*** ITEMS ***

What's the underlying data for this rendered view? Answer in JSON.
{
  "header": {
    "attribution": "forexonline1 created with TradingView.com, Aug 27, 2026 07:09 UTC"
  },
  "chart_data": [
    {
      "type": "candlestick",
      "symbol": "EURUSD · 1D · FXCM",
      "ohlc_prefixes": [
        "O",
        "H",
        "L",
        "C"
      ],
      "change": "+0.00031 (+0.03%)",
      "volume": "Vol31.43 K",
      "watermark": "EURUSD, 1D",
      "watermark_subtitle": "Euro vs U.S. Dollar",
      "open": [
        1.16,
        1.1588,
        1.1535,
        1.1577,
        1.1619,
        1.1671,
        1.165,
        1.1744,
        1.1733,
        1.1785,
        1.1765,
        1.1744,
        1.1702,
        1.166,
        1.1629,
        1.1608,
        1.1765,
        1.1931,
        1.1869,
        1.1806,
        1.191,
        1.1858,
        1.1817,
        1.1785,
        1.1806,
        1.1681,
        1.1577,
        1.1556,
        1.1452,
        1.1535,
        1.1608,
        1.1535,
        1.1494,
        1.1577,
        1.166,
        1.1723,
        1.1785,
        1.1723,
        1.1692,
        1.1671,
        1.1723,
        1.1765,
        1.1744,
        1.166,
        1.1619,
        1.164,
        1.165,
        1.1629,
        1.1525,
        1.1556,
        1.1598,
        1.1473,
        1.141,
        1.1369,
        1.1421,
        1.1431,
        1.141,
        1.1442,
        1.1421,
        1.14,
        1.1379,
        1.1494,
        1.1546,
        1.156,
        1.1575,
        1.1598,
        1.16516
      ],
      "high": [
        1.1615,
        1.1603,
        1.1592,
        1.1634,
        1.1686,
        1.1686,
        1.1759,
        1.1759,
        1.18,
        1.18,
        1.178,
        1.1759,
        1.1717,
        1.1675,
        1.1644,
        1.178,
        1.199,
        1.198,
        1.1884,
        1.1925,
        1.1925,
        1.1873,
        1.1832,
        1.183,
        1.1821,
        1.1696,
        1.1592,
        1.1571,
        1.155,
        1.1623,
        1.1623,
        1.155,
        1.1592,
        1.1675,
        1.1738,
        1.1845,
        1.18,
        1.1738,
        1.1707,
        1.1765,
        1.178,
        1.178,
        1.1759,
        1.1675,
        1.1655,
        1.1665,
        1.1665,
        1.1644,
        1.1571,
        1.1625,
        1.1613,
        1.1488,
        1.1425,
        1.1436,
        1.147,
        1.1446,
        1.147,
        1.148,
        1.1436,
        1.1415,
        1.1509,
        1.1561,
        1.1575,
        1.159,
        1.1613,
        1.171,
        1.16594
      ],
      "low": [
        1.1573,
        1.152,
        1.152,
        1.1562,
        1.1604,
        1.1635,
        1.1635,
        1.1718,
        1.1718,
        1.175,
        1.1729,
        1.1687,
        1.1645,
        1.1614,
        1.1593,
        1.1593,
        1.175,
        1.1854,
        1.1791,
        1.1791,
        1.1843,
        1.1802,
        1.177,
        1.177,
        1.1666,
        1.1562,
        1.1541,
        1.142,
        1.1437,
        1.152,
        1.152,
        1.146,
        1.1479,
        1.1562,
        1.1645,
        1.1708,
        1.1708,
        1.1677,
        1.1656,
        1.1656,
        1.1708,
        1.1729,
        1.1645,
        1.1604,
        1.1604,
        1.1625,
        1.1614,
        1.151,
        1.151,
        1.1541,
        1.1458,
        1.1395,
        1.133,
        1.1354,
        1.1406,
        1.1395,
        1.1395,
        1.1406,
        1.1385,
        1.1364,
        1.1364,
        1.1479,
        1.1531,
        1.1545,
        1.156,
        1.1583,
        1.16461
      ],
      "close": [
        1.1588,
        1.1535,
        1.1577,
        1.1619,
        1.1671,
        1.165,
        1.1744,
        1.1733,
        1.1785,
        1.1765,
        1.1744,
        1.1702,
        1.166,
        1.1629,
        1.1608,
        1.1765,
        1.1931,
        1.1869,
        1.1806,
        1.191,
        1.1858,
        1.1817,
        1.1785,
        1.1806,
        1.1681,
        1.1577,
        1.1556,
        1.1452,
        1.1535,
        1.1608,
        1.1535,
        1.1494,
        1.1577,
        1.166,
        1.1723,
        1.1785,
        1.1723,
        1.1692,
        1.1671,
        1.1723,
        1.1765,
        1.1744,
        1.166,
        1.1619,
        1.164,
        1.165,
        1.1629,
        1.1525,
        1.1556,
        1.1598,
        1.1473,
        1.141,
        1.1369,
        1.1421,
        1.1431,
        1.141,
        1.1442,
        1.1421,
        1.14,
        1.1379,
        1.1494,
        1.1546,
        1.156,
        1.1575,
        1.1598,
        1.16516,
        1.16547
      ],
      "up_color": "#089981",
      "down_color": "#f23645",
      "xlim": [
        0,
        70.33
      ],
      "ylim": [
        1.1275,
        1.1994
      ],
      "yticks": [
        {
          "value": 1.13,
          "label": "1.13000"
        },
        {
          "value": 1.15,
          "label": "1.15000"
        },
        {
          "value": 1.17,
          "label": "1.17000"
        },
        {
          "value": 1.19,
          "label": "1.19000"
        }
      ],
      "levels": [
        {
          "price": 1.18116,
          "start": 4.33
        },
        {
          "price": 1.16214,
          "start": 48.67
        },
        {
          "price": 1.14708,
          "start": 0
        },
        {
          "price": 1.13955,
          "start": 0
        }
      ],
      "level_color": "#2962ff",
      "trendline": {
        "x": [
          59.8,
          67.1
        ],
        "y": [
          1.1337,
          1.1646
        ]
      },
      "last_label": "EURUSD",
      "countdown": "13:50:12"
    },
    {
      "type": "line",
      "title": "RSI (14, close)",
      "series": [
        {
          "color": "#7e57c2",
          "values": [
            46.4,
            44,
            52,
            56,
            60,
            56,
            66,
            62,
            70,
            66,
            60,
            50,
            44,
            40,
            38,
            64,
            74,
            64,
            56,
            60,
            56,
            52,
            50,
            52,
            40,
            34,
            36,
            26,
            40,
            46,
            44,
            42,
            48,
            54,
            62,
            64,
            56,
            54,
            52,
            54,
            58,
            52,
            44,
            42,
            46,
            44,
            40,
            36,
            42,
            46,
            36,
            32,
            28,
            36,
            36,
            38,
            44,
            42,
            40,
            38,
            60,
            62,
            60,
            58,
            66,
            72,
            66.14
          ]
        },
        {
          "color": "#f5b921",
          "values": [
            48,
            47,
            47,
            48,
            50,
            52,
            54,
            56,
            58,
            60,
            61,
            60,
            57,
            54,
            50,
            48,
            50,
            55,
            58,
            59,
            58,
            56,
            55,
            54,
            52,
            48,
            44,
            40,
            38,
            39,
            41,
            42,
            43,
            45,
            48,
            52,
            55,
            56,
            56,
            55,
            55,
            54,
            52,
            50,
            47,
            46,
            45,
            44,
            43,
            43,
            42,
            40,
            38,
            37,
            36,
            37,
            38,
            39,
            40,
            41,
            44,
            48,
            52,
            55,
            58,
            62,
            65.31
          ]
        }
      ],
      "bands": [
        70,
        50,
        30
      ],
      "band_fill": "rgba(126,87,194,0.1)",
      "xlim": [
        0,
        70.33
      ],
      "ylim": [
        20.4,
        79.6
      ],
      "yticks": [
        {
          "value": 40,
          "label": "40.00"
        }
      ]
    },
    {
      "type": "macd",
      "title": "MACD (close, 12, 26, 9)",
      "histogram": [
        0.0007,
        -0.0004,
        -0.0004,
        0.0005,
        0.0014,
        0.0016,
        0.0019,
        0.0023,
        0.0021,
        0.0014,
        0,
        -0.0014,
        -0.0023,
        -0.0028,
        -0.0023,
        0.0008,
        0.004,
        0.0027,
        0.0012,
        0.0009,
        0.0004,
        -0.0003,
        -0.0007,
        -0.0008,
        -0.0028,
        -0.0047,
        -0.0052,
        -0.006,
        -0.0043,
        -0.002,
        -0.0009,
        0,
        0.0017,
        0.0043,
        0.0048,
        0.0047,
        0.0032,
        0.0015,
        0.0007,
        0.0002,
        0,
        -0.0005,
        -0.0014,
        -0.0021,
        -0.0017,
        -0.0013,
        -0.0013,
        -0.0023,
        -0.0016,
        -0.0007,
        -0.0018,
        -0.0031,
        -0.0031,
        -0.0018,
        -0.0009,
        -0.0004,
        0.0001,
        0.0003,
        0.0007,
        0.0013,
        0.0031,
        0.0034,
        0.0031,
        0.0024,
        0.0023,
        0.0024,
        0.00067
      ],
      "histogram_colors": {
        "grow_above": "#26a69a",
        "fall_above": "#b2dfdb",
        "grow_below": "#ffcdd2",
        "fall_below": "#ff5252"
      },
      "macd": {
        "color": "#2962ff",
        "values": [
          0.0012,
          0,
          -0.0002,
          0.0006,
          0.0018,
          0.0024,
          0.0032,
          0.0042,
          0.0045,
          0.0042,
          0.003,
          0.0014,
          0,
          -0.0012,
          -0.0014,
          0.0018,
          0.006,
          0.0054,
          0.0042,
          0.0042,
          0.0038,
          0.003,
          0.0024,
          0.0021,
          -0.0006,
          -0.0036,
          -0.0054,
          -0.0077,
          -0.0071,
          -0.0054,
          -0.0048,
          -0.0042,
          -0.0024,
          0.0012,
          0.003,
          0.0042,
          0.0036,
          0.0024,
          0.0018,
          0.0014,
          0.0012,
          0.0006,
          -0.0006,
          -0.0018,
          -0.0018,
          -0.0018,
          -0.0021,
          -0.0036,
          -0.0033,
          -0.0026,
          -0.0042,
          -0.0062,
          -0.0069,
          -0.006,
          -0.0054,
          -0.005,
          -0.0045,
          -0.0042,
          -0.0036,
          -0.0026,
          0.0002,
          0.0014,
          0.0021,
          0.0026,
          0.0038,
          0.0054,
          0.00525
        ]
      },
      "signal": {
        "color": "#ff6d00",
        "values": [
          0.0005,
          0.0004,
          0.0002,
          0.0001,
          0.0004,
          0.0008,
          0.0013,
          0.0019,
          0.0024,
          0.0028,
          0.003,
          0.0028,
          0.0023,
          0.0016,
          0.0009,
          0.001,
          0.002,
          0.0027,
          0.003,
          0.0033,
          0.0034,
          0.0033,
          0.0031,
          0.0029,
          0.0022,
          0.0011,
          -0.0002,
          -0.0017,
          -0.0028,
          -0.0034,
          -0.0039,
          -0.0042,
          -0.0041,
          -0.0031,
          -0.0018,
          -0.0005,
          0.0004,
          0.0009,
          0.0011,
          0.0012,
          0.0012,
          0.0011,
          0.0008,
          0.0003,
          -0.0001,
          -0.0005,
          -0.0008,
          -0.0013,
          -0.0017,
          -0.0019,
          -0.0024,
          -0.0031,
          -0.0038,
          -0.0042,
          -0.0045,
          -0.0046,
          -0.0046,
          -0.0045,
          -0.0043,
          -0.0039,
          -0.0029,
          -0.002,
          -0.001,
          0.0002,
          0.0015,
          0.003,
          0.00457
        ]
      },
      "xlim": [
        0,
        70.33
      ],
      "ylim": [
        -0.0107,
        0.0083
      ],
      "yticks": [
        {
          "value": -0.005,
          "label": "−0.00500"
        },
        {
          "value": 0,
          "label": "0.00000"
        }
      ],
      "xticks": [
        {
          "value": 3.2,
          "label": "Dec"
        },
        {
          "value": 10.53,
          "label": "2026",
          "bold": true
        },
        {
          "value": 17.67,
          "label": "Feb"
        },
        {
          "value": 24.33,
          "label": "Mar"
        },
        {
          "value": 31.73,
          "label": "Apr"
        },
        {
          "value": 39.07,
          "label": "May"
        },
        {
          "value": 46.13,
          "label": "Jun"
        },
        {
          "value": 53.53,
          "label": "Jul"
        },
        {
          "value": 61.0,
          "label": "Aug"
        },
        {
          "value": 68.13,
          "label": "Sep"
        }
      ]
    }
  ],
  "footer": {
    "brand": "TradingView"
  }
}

***

### [WRITTEN PROBLEM]
Pick out, from the lines above, every one that contains the string "TradingView".

### [RIGHT ANSWER]
    "attribution": "forexonline1 created with TradingView.com, Aug 27, 2026 07:09 UTC"
    "brand": "TradingView"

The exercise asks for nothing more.